(Figure record extracts)
● ● ● ● ●

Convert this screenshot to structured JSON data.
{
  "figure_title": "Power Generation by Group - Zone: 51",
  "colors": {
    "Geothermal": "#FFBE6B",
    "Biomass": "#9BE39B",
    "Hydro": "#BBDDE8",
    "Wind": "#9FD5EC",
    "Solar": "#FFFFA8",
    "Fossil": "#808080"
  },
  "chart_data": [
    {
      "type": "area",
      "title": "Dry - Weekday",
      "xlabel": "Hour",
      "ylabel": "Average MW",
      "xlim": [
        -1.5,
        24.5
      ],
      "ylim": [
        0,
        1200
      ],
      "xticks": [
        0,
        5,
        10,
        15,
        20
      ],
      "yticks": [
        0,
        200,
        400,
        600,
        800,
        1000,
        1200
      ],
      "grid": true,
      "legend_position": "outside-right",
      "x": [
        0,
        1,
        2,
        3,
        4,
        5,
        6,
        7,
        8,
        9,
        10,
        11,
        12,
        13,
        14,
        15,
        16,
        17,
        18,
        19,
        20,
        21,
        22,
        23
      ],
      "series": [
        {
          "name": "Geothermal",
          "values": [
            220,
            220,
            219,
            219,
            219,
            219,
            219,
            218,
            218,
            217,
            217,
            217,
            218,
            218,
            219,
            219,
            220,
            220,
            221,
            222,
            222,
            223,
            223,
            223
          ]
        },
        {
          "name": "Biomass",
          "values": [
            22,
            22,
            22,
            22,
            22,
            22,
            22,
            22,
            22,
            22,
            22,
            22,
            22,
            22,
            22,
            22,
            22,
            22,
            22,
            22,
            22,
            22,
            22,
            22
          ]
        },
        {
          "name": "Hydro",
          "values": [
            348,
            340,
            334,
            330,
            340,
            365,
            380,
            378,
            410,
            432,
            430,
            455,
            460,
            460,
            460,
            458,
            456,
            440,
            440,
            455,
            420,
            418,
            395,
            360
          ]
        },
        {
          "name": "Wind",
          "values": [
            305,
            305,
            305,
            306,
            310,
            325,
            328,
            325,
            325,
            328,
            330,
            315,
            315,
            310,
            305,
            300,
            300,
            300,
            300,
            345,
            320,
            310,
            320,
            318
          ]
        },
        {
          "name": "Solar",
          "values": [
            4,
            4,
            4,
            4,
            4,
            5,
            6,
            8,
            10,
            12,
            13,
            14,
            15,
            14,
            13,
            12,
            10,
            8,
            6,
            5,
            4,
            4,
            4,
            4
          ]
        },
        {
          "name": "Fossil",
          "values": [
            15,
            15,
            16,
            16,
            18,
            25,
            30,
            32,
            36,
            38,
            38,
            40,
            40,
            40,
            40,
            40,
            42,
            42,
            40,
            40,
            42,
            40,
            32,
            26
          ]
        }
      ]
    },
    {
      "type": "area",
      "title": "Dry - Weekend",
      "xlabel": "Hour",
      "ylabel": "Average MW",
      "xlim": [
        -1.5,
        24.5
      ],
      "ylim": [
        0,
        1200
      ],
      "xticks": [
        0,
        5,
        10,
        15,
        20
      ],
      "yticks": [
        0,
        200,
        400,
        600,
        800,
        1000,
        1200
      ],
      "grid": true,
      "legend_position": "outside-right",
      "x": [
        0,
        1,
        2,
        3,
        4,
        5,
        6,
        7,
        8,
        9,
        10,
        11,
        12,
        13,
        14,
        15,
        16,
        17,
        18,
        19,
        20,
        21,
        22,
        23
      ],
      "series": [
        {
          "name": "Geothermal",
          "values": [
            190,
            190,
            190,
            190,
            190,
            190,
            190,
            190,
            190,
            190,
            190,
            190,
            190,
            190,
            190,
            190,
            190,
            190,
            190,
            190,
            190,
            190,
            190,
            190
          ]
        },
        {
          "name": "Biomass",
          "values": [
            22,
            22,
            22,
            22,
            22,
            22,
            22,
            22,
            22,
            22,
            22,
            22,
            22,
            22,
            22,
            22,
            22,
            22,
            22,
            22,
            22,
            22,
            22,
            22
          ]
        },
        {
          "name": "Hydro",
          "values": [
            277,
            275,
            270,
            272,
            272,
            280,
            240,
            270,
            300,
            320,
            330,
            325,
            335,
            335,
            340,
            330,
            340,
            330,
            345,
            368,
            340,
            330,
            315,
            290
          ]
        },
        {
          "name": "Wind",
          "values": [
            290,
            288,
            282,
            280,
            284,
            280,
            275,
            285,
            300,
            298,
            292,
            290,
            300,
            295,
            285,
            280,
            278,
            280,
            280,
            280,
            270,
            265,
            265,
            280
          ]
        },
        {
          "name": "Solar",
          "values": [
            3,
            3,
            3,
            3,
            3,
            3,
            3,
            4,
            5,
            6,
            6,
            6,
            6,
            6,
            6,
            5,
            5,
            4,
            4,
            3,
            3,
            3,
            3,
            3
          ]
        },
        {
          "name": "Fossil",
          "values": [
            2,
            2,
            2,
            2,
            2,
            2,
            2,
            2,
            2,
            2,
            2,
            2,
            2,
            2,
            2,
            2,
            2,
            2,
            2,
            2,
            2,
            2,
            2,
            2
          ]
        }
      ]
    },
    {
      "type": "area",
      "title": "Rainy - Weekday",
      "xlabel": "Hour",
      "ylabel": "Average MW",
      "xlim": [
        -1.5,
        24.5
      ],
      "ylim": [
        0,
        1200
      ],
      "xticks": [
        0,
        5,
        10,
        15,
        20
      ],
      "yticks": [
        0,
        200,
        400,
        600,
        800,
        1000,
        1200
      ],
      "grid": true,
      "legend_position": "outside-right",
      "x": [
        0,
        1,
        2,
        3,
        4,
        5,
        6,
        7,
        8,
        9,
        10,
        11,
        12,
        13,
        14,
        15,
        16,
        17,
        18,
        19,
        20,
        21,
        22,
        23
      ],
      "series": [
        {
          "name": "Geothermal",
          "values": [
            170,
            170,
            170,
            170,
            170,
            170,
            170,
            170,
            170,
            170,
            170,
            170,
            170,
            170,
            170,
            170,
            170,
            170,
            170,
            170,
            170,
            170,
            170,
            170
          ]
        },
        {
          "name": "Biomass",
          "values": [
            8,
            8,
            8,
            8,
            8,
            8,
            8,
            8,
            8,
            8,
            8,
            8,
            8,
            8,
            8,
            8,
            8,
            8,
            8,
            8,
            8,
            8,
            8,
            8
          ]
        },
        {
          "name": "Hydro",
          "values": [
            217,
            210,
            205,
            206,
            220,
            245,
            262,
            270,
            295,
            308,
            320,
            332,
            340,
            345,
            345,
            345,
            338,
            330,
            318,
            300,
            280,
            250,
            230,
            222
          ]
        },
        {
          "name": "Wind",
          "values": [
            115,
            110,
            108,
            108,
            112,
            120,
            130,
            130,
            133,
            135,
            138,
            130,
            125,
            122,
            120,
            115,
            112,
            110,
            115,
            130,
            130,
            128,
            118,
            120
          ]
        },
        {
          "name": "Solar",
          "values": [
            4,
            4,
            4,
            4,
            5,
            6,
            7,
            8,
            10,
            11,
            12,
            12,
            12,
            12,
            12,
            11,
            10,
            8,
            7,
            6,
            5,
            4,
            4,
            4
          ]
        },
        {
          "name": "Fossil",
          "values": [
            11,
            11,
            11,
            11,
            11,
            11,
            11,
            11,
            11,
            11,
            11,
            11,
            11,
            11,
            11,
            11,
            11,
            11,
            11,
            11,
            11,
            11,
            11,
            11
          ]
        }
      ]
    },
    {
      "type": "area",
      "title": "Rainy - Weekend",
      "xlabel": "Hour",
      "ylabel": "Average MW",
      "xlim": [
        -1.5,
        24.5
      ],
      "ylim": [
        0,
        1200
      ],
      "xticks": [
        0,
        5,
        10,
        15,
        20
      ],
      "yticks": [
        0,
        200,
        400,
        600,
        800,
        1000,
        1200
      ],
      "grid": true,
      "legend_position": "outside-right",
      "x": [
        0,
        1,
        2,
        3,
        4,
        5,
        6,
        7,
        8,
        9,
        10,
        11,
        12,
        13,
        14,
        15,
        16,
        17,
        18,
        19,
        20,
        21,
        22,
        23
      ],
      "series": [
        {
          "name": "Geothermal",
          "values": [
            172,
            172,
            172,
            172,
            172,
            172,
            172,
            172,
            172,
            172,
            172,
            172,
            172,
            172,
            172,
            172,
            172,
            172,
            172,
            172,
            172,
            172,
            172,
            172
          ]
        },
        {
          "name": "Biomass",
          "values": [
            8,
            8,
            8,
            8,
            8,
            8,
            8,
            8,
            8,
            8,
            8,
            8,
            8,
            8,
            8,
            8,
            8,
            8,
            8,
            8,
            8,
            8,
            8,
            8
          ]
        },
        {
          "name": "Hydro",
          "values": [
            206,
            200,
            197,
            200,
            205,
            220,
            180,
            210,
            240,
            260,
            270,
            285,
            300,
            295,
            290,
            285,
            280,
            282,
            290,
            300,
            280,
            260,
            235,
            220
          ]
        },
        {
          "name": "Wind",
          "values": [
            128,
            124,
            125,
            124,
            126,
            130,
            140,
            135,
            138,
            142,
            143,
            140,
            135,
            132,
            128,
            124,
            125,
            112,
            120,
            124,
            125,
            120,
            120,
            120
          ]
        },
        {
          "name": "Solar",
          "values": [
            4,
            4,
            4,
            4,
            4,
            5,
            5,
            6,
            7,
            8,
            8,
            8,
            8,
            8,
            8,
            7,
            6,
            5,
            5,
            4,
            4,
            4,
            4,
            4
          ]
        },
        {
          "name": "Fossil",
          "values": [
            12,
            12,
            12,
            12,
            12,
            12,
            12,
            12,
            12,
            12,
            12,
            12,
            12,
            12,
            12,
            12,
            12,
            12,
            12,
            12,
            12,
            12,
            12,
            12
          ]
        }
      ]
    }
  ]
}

● ● ● ● ●

** Stated exercise **
Locate each line containing the string "Weekend" and show it.

** Output for this exercise **
      "title": "Dry - Weekend",
      "title": "Rainy - Weekend",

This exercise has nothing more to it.